Goal of the exercise: How many lines in the entries below contain "ABILIO"? Answer with the number only.

(Collected data)
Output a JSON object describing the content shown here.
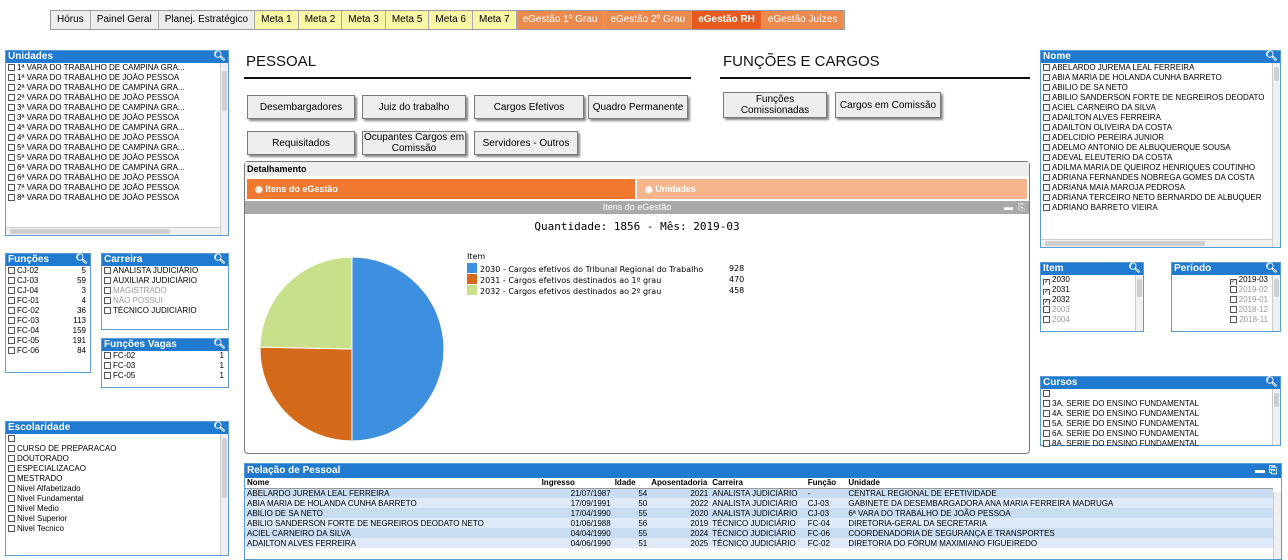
{
  "tabs": [
    {
      "label": "Hórus",
      "style": "gray"
    },
    {
      "label": "Painel Geral",
      "style": "gray"
    },
    {
      "label": "Planej. Estratégico",
      "style": "gray"
    },
    {
      "label": "Meta 1",
      "style": "yellow"
    },
    {
      "label": "Meta 2",
      "style": "yellow"
    },
    {
      "label": "Meta 3",
      "style": "yellow"
    },
    {
      "label": "Meta 5",
      "style": "yellow"
    },
    {
      "label": "Meta 6",
      "style": "yellow"
    },
    {
      "label": "Meta 7",
      "style": "yellow"
    },
    {
      "label": "eGestão 1º Grau",
      "style": "orange"
    },
    {
      "label": "eGestão 2º Grau",
      "style": "orange"
    },
    {
      "label": "eGestão RH",
      "style": "active"
    },
    {
      "label": "eGestão Juízes",
      "style": "orange"
    }
  ],
  "unidades": {
    "title": "Unidades",
    "items": [
      "1ª VARA DO TRABALHO DE CAMPINA GRA...",
      "1ª VARA DO TRABALHO DE JOÃO PESSOA",
      "2ª VARA DO TRABALHO DE CAMPINA GRA...",
      "2ª VARA DO TRABALHO DE JOÃO PESSOA",
      "3ª VARA DO TRABALHO DE CAMPINA GRA...",
      "3ª VARA DO TRABALHO DE JOÃO PESSOA",
      "4ª VARA DO TRABALHO DE CAMPINA GRA...",
      "4ª VARA DO TRABALHO DE JOÃO PESSOA",
      "5ª VARA DO TRABALHO DE CAMPINA GRA...",
      "5ª VARA DO TRABALHO DE JOÃO PESSOA",
      "6ª VARA DO TRABALHO DE CAMPINA GRA...",
      "6ª VARA DO TRABALHO DE JOÃO PESSOA",
      "7ª VARA DO TRABALHO DE JOÃO PESSOA",
      "8ª VARA DO TRABALHO DE JOÃO PESSOA"
    ]
  },
  "funcoes": {
    "title": "Funções",
    "items": [
      {
        "label": "CJ-02",
        "count": "5"
      },
      {
        "label": "CJ-03",
        "count": "59"
      },
      {
        "label": "CJ-04",
        "count": "3"
      },
      {
        "label": "FC-01",
        "count": "4"
      },
      {
        "label": "FC-02",
        "count": "36"
      },
      {
        "label": "FC-03",
        "count": "113"
      },
      {
        "label": "FC-04",
        "count": "159"
      },
      {
        "label": "FC-05",
        "count": "191"
      },
      {
        "label": "FC-06",
        "count": "84"
      }
    ]
  },
  "carreira": {
    "title": "Carreira",
    "items": [
      {
        "label": "ANALISTA JUDICIÁRIO",
        "grey": false
      },
      {
        "label": "AUXILIAR JUDICIÁRIO",
        "grey": false
      },
      {
        "label": "MAGISTRADO",
        "grey": true
      },
      {
        "label": "NÃO POSSUI",
        "grey": true
      },
      {
        "label": "TÉCNICO JUDICIÁRIO",
        "grey": false
      }
    ]
  },
  "funcoes_vagas": {
    "title": "Funções Vagas",
    "items": [
      {
        "label": "FC-02",
        "count": "1"
      },
      {
        "label": "FC-03",
        "count": "1"
      },
      {
        "label": "FC-05",
        "count": "1"
      }
    ]
  },
  "escolaridade": {
    "title": "Escolaridade",
    "items": [
      "",
      "CURSO DE PREPARACAO",
      "DOUTORADO",
      "ESPECIALIZACAO",
      "MESTRADO",
      "Nivel Alfabetizado",
      "Nivel Fundamental",
      "Nivel Medio",
      "Nivel Superior",
      "Nivel Tecnico"
    ]
  },
  "pessoal": {
    "title": "PESSOAL",
    "buttons": [
      "Desembargadores",
      "Juiz do trabalho",
      "Cargos Efetivos",
      "Quadro Permanente",
      "Requisitados",
      "Ocupantes Cargos em Comissão",
      "Servidores - Outros"
    ]
  },
  "funcoes_cargos": {
    "title": "FUNÇÕES E CARGOS",
    "buttons": [
      "Funções Comissionadas",
      "Cargos em Comissão"
    ]
  },
  "detalhamento": {
    "title": "Detalhamento",
    "tab_itens": "Itens do eGestão",
    "tab_unidades": "Unidades",
    "chart_caption": "Itens do eGestão",
    "quantity_text": "Quantidade: 1856 - Mês: 2019-03",
    "legend_title": "Item"
  },
  "chart_data": {
    "type": "pie",
    "title": "Quantidade: 1856 - Mês: 2019-03",
    "legend_title": "Item",
    "series": [
      {
        "name": "2030 - Cargos efetivos do Tribunal Regional do Trabalho",
        "value": 928,
        "color": "#3d8fe0"
      },
      {
        "name": "2031 - Cargos efetivos destinados ao 1º grau",
        "value": 470,
        "color": "#d4691a"
      },
      {
        "name": "2032 - Cargos efetivos destinados ao 2º grau",
        "value": 458,
        "color": "#c8e08a"
      }
    ]
  },
  "nome": {
    "title": "Nome",
    "items": [
      "ABELARDO JUREMA LEAL FERREIRA",
      "ABIA MARIA DE HOLANDA CUNHA BARRETO",
      "ABILIO DE SA NETO",
      "ABILIO SANDERSON FORTE DE NEGREIROS DEODATO",
      "ACIEL CARNEIRO DA SILVA",
      "ADAILTON ALVES FERREIRA",
      "ADAILTON OLIVEIRA DA COSTA",
      "ADELCIDIO PEREIRA JUNIOR",
      "ADELMO ANTONIO DE ALBUQUERQUE SOUSA",
      "ADEVAL ELEUTERIO DA COSTA",
      "ADILMA MARIA DE QUEIROZ HENRIQUES COUTINHO",
      "ADRIANA FERNANDES NOBREGA GOMES DA COSTA",
      "ADRIANA MAIA MAROJA PEDROSA",
      "ADRIANA TERCEIRO NETO BERNARDO DE ALBUQUER",
      "ADRIANO BARRETO VIEIRA"
    ]
  },
  "item_filter": {
    "title": "Item",
    "items": [
      {
        "label": "2030",
        "checked": true,
        "grey": false
      },
      {
        "label": "2031",
        "checked": true,
        "grey": false
      },
      {
        "label": "2032",
        "checked": true,
        "grey": false
      },
      {
        "label": "2003",
        "checked": false,
        "grey": true
      },
      {
        "label": "2004",
        "checked": false,
        "grey": true
      }
    ]
  },
  "periodo": {
    "title": "Período",
    "items": [
      {
        "label": "2019-03",
        "checked": true,
        "grey": false
      },
      {
        "label": "2019-02",
        "checked": false,
        "grey": true
      },
      {
        "label": "2019-01",
        "checked": false,
        "grey": true
      },
      {
        "label": "2018-12",
        "checked": false,
        "grey": true
      },
      {
        "label": "2018-11",
        "checked": false,
        "grey": true
      }
    ]
  },
  "cursos": {
    "title": "Cursos",
    "items": [
      "",
      "3A. SERIE DO ENSINO FUNDAMENTAL",
      "4A. SERIE DO ENSINO FUNDAMENTAL",
      "5A. SERIE DO ENSINO FUNDAMENTAL",
      "6A. SERIE DO ENSINO FUNDAMENTAL",
      "8A. SERIE DO ENSINO FUNDAMENTAL"
    ]
  },
  "relacao": {
    "title": "Relação de Pessoal",
    "columns": [
      "Nome",
      "Ingresso",
      "Idade",
      "Aposentadoria",
      "Carreira",
      "Função",
      "Unidade"
    ],
    "rows": [
      [
        "ABELARDO JUREMA LEAL FERREIRA",
        "21/07/1987",
        "54",
        "2021",
        "ANALISTA JUDICIÁRIO",
        "-",
        "CENTRAL REGIONAL DE EFETIVIDADE"
      ],
      [
        "ABIA MARIA DE HOLANDA CUNHA BARRETO",
        "17/09/1991",
        "50",
        "2022",
        "ANALISTA JUDICIÁRIO",
        "CJ-03",
        "GABINETE DA DESEMBARGADORA ANA MARIA FERREIRA MADRUGA"
      ],
      [
        "ABILIO DE SA NETO",
        "17/04/1990",
        "55",
        "2020",
        "ANALISTA JUDICIÁRIO",
        "CJ-03",
        "6ª VARA DO TRABALHO DE JOÃO PESSOA"
      ],
      [
        "ABILIO SANDERSON FORTE DE NEGREIROS DEODATO NETO",
        "01/06/1988",
        "56",
        "2019",
        "TÉCNICO JUDICIÁRIO",
        "FC-04",
        "DIRETORIA-GERAL DA SECRETARIA"
      ],
      [
        "ACIEL CARNEIRO DA SILVA",
        "04/04/1990",
        "55",
        "2024",
        "TÉCNICO JUDICIÁRIO",
        "FC-06",
        "COORDENADORIA DE SEGURANÇA E TRANSPORTES"
      ],
      [
        "ADAILTON ALVES FERREIRA",
        "04/06/1990",
        "51",
        "2025",
        "TÉCNICO JUDICIÁRIO",
        "FC-02",
        "DIRETORIA DO FÓRUM MAXIMIANO FIGUEIREDO"
      ]
    ]
  }
}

Answer to this exercise: 4